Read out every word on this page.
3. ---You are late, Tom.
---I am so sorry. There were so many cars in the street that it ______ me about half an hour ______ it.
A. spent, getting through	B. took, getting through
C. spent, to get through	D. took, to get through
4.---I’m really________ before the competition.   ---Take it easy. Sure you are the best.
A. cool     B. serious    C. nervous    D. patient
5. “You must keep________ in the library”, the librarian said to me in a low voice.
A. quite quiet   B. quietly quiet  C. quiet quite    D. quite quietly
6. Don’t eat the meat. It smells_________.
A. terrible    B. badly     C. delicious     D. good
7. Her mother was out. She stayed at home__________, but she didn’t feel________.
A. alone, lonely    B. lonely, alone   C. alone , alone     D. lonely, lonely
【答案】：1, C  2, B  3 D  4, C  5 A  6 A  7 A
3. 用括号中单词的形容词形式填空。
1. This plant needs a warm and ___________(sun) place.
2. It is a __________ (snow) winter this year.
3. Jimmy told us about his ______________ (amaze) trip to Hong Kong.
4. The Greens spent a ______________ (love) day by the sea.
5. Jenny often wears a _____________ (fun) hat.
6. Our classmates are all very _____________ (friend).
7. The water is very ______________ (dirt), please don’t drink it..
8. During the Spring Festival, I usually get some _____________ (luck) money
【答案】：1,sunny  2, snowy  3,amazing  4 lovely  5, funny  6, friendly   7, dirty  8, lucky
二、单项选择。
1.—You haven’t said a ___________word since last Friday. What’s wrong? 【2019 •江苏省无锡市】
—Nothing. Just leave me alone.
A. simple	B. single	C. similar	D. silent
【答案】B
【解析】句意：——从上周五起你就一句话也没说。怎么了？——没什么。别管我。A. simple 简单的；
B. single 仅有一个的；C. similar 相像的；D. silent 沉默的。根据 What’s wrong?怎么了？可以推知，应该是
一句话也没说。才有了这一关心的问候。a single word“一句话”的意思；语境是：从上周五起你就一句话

WHAT IS REQUIRED — Retype the whole listing above exactly.

ANSWER TO THIS TASK —
Read out every word on this page.
3. ---You are late, Tom.
---I am so sorry. There were so many cars in the street that it ______ me about half an hour ______ it.
A. spent, getting through	B. took, getting through
C. spent, to get through	D. took, to get through
4.---I’m really________ before the competition.   ---Take it easy. Sure you are the best.
A. cool     B. serious    C. nervous    D. patient
5. “You must keep________ in the library”, the librarian said to me in a low voice.
A. quite quiet   B. quietly quiet  C. quiet quite    D. quite quietly
6. Don’t eat the meat. It smells_________.
A. terrible    B. badly     C. delicious     D. good
7. Her mother was out. She stayed at home__________, but she didn’t feel________.
A. alone, lonely    B. lonely, alone   C. alone , alone     D. lonely, lonely
【答案】：1, C  2, B  3 D  4, C  5 A  6 A  7 A
3. 用括号中单词的形容词形式填空。
1. This plant needs a warm and ___________(sun) place.
2. It is a __________ (snow) winter this year.
3. Jimmy told us about his ______________ (amaze) trip to Hong Kong.
4. The Greens spent a ______________ (love) day by the sea.
5. Jenny often wears a _____________ (fun) hat.
6. Our classmates are all very _____________ (friend).
7. The water is very ______________ (dirt), please don’t drink it..
8. During the Spring Festival, I usually get some _____________ (luck) money
【答案】：1,sunny  2, snowy  3,amazing  4 lovely  5, funny  6, friendly   7, dirty  8, lucky
二、单项选择。
1.—You haven’t said a ___________word since last Friday. What’s wrong? 【2019 •江苏省无锡市】
—Nothing. Just leave me alone.
A. simple	B. single	C. similar	D. silent
【答案】B
【解析】句意：——从上周五起你就一句话也没说。怎么了？——没什么。别管我。A. simple 简单的；
B. single 仅有一个的；C. similar 相像的；D. silent 沉默的。根据 What’s wrong?怎么了？可以推知，应该是
一句话也没说。才有了这一关心的问候。a single word“一句话”的意思；语境是：从上周五起你就一句话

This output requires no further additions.